> _Short task_: Set down the full listing exactly as given. Any pictures are to be left out.

Data records

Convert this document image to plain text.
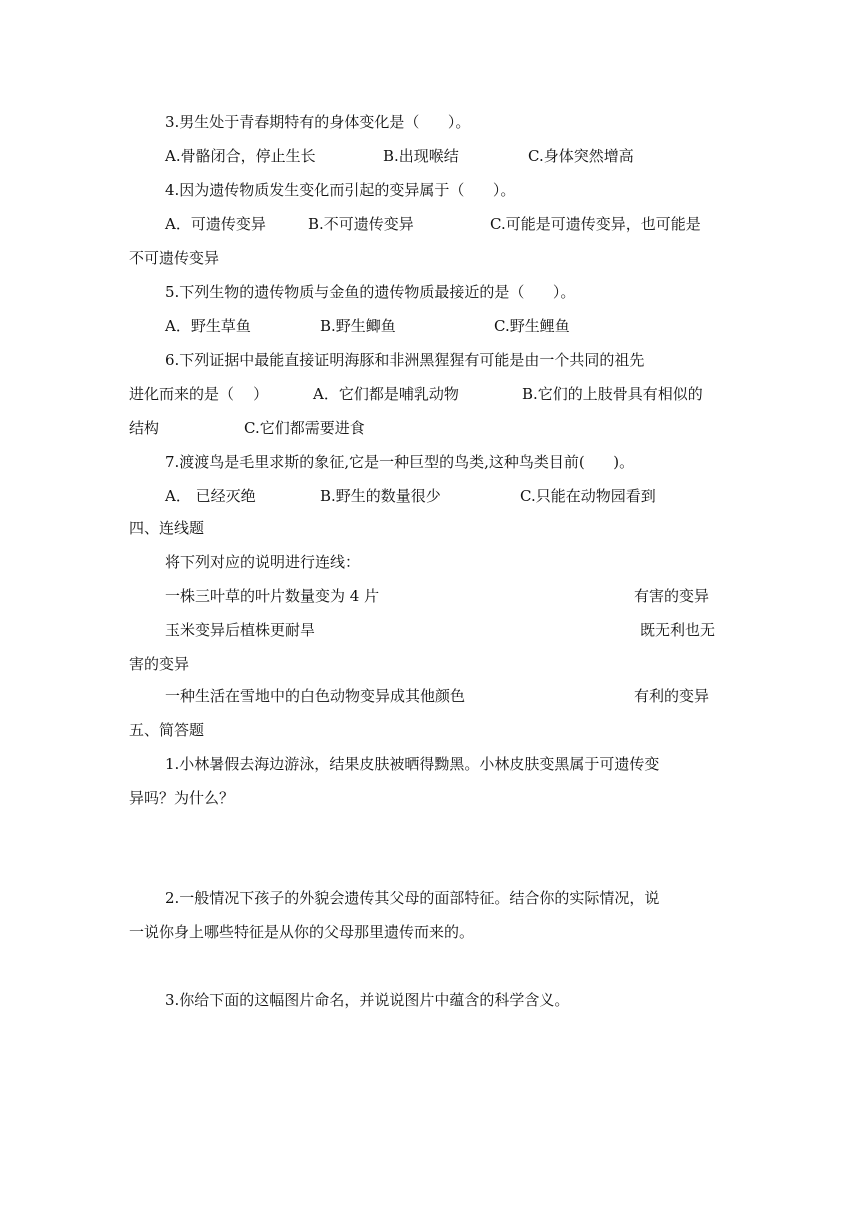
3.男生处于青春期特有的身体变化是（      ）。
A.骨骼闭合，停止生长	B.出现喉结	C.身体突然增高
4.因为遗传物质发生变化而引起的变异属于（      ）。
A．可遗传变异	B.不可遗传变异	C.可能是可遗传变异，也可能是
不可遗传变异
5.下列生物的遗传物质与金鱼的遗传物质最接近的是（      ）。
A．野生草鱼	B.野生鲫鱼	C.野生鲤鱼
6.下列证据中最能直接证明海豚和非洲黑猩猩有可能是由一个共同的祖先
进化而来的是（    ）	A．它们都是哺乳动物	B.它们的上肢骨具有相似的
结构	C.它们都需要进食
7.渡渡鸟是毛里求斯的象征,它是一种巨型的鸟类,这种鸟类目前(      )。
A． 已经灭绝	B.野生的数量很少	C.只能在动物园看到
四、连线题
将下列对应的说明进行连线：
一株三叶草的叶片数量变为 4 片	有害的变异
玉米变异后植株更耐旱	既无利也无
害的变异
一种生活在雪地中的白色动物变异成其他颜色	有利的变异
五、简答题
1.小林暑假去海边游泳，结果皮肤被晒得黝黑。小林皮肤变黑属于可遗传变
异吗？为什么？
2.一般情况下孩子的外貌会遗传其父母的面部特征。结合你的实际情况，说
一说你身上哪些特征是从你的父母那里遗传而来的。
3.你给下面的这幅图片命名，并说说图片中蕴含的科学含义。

> _Written answer_:
Convert this document image to plain text.
3.男生处于青春期特有的身体变化是（      ）。
A.骨骼闭合，停止生长	B.出现喉结	C.身体突然增高
4.因为遗传物质发生变化而引起的变异属于（      ）。
A．可遗传变异	B.不可遗传变异	C.可能是可遗传变异，也可能是
不可遗传变异
5.下列生物的遗传物质与金鱼的遗传物质最接近的是（      ）。
A．野生草鱼	B.野生鲫鱼	C.野生鲤鱼
6.下列证据中最能直接证明海豚和非洲黑猩猩有可能是由一个共同的祖先
进化而来的是（    ）	A．它们都是哺乳动物	B.它们的上肢骨具有相似的
结构	C.它们都需要进食
7.渡渡鸟是毛里求斯的象征,它是一种巨型的鸟类,这种鸟类目前(      )。
A． 已经灭绝	B.野生的数量很少	C.只能在动物园看到
四、连线题
将下列对应的说明进行连线：
一株三叶草的叶片数量变为 4 片	有害的变异
玉米变异后植株更耐旱	既无利也无
害的变异
一种生活在雪地中的白色动物变异成其他颜色	有利的变异
五、简答题
1.小林暑假去海边游泳，结果皮肤被晒得黝黑。小林皮肤变黑属于可遗传变
异吗？为什么？
2.一般情况下孩子的外貌会遗传其父母的面部特征。结合你的实际情况，说
一说你身上哪些特征是从你的父母那里遗传而来的。
3.你给下面的这幅图片命名，并说说图片中蕴含的科学含义。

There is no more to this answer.